──────── TASK DATA

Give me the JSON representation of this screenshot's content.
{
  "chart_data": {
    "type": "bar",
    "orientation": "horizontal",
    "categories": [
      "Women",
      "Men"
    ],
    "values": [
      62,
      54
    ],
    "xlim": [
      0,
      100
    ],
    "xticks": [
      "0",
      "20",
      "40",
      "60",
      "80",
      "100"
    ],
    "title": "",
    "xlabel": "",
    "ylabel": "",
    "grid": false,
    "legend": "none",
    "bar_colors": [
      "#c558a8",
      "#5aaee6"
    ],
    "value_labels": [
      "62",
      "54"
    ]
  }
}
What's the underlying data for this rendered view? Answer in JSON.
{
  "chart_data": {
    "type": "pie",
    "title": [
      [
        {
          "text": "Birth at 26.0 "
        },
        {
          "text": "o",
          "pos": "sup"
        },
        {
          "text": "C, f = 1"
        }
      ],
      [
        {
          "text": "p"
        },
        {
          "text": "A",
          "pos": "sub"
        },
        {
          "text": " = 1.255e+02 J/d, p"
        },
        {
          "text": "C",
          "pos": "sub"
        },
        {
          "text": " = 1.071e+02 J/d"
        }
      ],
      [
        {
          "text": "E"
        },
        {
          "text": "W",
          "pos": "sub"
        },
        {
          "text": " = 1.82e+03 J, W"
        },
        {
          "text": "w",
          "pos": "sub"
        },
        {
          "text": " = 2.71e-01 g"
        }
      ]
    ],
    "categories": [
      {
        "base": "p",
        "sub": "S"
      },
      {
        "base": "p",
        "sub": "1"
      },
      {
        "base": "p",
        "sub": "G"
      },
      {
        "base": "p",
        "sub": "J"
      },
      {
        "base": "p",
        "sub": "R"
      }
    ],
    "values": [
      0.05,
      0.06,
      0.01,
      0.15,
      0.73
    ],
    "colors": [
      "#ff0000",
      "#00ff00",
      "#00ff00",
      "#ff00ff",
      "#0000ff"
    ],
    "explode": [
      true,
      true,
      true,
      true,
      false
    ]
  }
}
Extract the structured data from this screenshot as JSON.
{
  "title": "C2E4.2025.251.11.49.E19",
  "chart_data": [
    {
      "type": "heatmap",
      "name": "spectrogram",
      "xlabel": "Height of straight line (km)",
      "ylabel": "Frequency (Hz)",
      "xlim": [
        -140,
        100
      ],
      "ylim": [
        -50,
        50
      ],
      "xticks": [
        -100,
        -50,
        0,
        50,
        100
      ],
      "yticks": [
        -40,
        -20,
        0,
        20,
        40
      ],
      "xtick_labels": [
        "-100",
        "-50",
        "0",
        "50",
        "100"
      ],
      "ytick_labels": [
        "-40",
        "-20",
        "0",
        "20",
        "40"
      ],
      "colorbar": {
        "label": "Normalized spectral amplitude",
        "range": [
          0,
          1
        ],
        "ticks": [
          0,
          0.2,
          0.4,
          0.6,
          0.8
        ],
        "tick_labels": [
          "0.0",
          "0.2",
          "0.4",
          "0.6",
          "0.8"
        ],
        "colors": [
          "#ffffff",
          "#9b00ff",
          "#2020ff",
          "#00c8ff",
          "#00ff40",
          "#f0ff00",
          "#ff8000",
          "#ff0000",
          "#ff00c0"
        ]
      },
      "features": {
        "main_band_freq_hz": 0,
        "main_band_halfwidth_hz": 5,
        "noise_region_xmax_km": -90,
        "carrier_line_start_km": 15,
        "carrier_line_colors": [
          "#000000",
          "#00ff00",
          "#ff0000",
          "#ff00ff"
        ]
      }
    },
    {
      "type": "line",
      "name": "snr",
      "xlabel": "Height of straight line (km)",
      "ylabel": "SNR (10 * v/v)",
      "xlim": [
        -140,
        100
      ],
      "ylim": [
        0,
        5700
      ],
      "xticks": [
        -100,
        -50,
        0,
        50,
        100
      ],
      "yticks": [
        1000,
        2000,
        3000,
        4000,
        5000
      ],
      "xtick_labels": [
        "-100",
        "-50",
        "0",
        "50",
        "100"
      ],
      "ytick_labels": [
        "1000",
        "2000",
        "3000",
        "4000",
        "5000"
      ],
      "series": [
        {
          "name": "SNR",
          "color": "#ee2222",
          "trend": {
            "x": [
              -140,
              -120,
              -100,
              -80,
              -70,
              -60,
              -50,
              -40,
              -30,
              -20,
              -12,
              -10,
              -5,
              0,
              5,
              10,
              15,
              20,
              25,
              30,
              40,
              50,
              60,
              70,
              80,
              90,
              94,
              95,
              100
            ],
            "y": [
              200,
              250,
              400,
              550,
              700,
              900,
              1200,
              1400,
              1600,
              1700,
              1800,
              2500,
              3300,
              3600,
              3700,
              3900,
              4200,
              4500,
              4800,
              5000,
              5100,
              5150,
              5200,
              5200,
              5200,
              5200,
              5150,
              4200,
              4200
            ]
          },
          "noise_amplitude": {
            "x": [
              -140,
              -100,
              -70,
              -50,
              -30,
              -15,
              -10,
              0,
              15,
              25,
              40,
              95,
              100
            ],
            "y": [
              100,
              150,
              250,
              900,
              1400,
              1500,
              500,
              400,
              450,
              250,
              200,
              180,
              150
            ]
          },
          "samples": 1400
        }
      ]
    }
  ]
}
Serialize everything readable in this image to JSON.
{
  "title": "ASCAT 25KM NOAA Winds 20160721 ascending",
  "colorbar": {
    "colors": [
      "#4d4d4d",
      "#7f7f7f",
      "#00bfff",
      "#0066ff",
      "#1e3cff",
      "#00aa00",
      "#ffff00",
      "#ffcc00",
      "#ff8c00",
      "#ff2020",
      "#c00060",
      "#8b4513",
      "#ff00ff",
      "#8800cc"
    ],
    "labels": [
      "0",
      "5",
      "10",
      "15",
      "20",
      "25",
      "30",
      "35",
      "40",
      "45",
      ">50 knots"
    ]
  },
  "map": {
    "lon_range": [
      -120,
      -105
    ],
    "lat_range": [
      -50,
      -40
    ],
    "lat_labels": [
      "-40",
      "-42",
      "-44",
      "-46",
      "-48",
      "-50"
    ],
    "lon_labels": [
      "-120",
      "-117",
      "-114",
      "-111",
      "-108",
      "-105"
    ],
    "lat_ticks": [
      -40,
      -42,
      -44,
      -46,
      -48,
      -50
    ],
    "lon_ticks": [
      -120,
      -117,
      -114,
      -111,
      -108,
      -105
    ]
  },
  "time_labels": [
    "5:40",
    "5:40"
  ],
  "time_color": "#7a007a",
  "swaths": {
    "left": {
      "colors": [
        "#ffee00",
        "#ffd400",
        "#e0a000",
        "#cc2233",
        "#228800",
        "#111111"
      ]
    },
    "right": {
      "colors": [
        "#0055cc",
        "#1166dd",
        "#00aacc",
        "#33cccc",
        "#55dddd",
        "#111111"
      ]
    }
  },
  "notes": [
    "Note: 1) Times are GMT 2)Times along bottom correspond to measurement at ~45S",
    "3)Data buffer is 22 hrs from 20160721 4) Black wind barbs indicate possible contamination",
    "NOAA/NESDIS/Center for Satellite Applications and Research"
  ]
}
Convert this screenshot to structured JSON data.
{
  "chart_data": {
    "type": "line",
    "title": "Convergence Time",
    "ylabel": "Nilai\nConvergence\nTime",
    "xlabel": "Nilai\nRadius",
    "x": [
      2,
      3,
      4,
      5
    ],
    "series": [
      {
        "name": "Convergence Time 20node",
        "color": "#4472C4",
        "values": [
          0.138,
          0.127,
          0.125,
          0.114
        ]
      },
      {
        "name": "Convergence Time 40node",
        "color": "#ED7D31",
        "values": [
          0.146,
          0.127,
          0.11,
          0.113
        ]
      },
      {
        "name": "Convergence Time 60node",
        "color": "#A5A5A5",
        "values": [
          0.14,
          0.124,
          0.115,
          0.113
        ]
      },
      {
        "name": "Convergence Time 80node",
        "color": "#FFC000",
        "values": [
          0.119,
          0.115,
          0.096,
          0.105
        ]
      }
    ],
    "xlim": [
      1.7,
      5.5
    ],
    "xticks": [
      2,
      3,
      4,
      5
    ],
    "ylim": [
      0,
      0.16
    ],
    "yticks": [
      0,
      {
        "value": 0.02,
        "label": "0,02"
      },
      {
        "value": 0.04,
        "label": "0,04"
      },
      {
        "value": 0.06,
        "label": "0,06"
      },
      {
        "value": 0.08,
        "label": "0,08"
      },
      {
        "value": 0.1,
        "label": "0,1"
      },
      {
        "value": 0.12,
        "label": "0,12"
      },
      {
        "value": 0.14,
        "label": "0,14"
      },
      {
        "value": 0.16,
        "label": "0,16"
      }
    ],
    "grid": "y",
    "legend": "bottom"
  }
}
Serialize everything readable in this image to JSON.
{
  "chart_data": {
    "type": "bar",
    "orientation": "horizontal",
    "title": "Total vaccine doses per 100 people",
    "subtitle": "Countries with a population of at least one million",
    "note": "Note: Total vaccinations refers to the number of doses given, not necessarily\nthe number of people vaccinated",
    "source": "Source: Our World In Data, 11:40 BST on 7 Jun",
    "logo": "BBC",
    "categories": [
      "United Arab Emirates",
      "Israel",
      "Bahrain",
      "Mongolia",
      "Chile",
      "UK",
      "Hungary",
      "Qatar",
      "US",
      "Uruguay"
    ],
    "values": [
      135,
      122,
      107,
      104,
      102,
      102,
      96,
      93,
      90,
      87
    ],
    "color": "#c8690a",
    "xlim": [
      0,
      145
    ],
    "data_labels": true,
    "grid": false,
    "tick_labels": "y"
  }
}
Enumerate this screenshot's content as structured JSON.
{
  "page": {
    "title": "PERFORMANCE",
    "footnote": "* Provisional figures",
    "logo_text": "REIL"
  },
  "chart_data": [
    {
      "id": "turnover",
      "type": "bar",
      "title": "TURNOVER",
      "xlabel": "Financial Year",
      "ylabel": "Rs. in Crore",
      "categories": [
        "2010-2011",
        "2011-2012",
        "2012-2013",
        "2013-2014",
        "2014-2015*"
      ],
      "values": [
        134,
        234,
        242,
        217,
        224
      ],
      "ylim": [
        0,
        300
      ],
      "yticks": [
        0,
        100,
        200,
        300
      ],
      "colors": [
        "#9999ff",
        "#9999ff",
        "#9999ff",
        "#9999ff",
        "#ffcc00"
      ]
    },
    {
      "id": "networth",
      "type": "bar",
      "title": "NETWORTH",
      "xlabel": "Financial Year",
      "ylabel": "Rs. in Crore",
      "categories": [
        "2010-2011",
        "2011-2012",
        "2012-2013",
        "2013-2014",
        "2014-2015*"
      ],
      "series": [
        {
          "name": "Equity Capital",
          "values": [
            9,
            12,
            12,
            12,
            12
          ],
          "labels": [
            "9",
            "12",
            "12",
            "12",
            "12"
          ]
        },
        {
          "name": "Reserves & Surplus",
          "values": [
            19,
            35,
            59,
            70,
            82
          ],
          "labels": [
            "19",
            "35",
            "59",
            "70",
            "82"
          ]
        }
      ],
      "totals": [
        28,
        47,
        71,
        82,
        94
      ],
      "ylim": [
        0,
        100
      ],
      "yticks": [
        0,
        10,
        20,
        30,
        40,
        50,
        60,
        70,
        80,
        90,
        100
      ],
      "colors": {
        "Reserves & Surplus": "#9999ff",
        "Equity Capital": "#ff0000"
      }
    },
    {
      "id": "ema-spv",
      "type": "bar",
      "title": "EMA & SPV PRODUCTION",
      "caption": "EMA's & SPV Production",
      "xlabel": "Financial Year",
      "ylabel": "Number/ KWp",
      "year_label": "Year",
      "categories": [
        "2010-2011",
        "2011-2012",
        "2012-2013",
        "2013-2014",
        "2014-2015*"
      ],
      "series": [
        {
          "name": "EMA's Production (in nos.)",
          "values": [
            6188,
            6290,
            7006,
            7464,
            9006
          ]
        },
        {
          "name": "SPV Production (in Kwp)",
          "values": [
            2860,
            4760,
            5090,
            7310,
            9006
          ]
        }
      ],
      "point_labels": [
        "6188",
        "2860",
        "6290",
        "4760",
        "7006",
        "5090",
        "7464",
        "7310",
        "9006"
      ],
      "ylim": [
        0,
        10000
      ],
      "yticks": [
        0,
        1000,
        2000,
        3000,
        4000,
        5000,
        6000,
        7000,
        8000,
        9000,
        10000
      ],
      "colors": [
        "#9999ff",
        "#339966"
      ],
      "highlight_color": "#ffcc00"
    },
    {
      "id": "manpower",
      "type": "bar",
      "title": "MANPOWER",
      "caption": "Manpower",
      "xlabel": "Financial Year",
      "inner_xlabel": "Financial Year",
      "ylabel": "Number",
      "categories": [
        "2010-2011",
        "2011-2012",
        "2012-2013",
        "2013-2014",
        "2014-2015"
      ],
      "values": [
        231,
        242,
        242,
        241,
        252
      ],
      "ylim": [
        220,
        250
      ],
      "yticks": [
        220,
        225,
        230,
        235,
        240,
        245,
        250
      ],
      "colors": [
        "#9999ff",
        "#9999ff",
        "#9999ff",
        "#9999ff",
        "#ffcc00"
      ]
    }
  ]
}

────────────────

**WHAT IS ASKED:** List each line of the records that holds the string "from".

**RESPONSE BELOW:**
Extract the structured data from this screenshot as JSON.
    "3)Data buffer is 22 hrs from 20160721 4) Black wind barbs indicate possible contamination",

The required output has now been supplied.